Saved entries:
++++++++

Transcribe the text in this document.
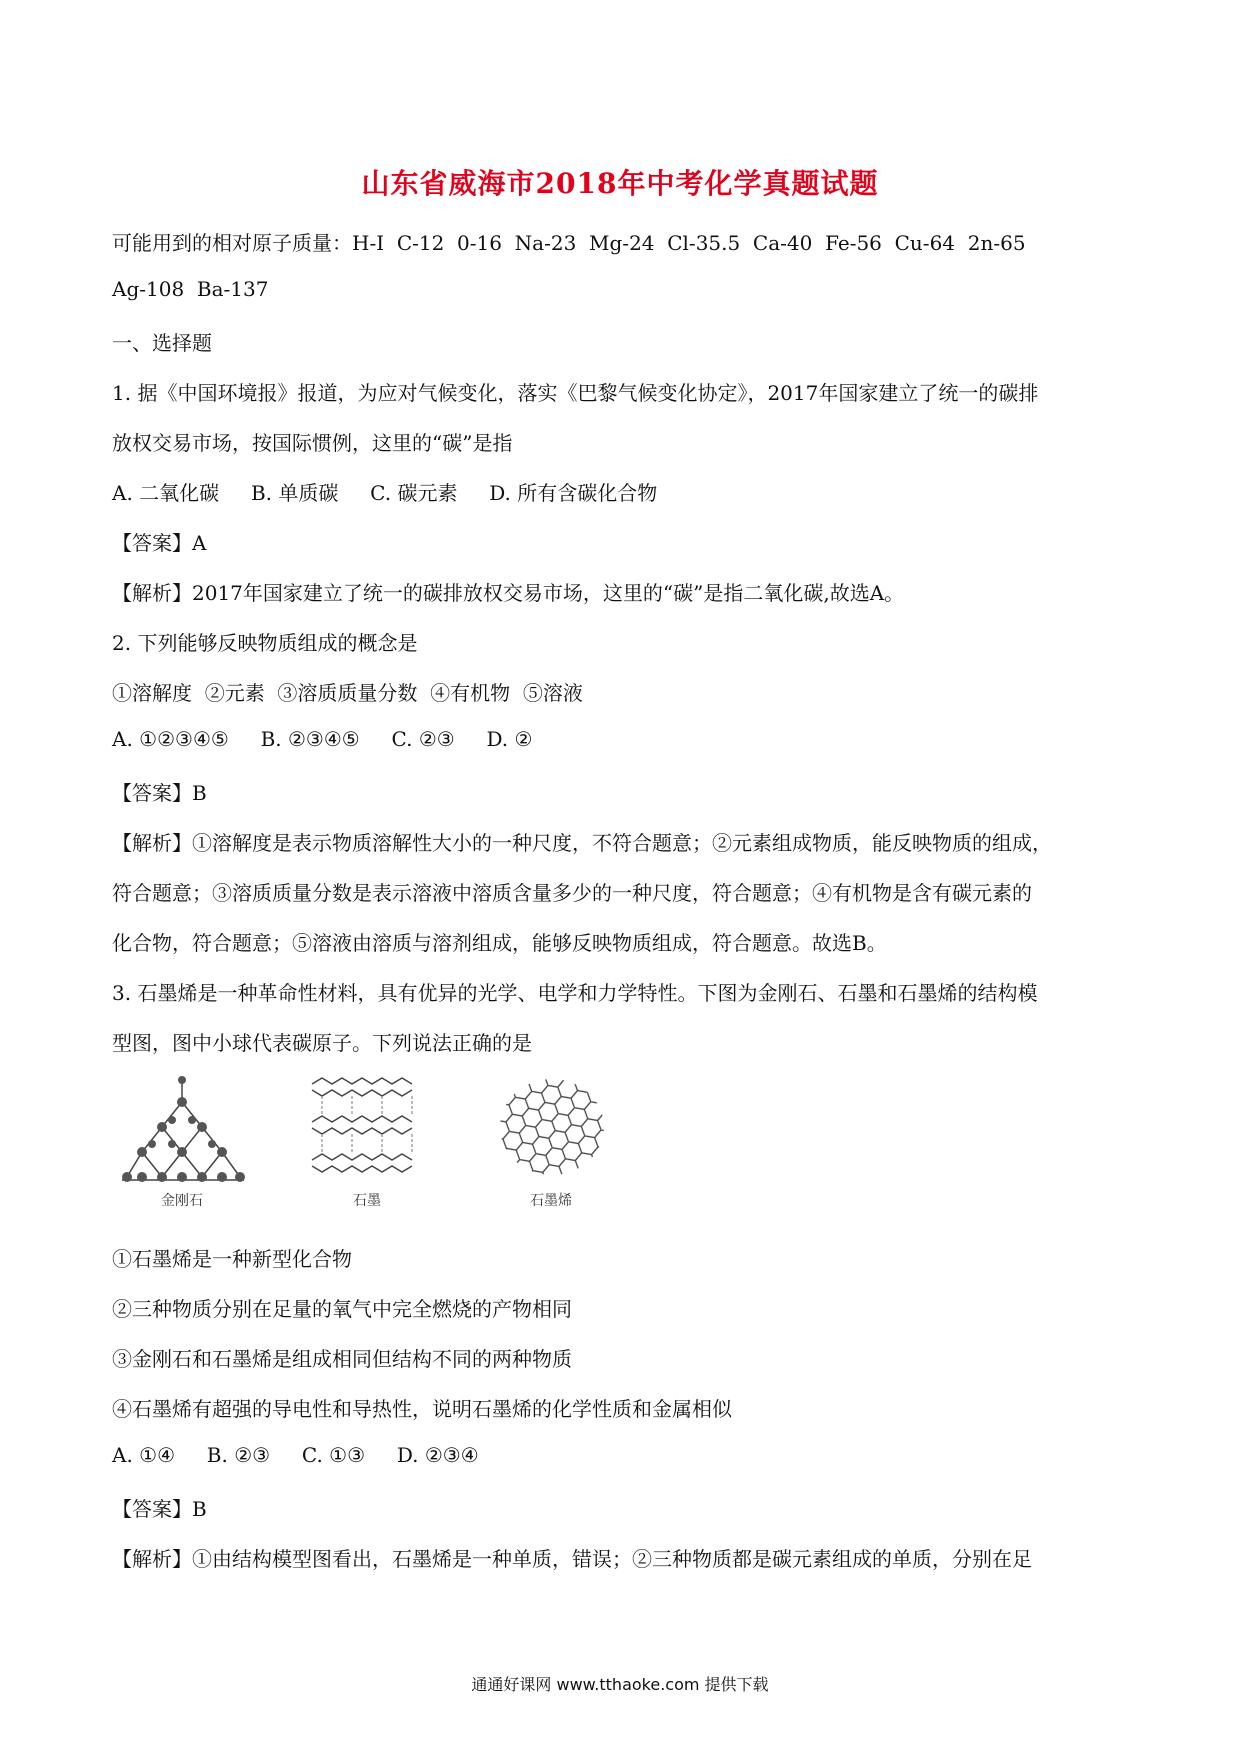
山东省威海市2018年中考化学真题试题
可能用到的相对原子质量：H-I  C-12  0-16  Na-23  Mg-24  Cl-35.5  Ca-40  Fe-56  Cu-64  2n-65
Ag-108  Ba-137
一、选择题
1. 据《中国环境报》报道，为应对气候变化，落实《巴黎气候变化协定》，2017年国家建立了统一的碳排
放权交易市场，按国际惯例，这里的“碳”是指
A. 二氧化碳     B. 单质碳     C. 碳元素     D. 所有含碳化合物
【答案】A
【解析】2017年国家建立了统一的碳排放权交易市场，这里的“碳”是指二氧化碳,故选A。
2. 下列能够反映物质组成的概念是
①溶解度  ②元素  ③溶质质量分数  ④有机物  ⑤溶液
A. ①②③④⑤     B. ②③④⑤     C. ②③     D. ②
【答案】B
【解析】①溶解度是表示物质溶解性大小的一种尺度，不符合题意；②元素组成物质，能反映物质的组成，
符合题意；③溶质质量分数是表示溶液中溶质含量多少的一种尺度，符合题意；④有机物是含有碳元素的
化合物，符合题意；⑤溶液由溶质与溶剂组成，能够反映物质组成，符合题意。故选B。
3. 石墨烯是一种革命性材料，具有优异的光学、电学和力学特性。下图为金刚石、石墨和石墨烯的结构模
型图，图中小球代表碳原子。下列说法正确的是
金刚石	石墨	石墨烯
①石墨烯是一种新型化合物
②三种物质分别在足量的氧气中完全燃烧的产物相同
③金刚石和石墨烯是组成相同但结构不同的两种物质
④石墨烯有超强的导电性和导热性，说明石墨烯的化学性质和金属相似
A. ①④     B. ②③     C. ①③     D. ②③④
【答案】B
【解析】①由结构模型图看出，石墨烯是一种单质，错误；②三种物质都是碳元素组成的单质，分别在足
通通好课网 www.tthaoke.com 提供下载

++++++++

▶ **Work to be completed**
Using the data above, print every line exactly, omitting pictures.

▶ **Right answer**
Transcribe the text in this document.
山东省威海市2018年中考化学真题试题
可能用到的相对原子质量：H-I  C-12  0-16  Na-23  Mg-24  Cl-35.5  Ca-40  Fe-56  Cu-64  2n-65
Ag-108  Ba-137
一、选择题
1. 据《中国环境报》报道，为应对气候变化，落实《巴黎气候变化协定》，2017年国家建立了统一的碳排
放权交易市场，按国际惯例，这里的“碳”是指
A. 二氧化碳     B. 单质碳     C. 碳元素     D. 所有含碳化合物
【答案】A
【解析】2017年国家建立了统一的碳排放权交易市场，这里的“碳”是指二氧化碳,故选A。
2. 下列能够反映物质组成的概念是
①溶解度  ②元素  ③溶质质量分数  ④有机物  ⑤溶液
A. ①②③④⑤     B. ②③④⑤     C. ②③     D. ②
【答案】B
【解析】①溶解度是表示物质溶解性大小的一种尺度，不符合题意；②元素组成物质，能反映物质的组成，
符合题意；③溶质质量分数是表示溶液中溶质含量多少的一种尺度，符合题意；④有机物是含有碳元素的
化合物，符合题意；⑤溶液由溶质与溶剂组成，能够反映物质组成，符合题意。故选B。
3. 石墨烯是一种革命性材料，具有优异的光学、电学和力学特性。下图为金刚石、石墨和石墨烯的结构模
型图，图中小球代表碳原子。下列说法正确的是
金刚石	石墨	石墨烯
①石墨烯是一种新型化合物
②三种物质分别在足量的氧气中完全燃烧的产物相同
③金刚石和石墨烯是组成相同但结构不同的两种物质
④石墨烯有超强的导电性和导热性，说明石墨烯的化学性质和金属相似
A. ①④     B. ②③     C. ①③     D. ②③④
【答案】B
【解析】①由结构模型图看出，石墨烯是一种单质，错误；②三种物质都是碳元素组成的单质，分别在足
通通好课网 www.tthaoke.com 提供下载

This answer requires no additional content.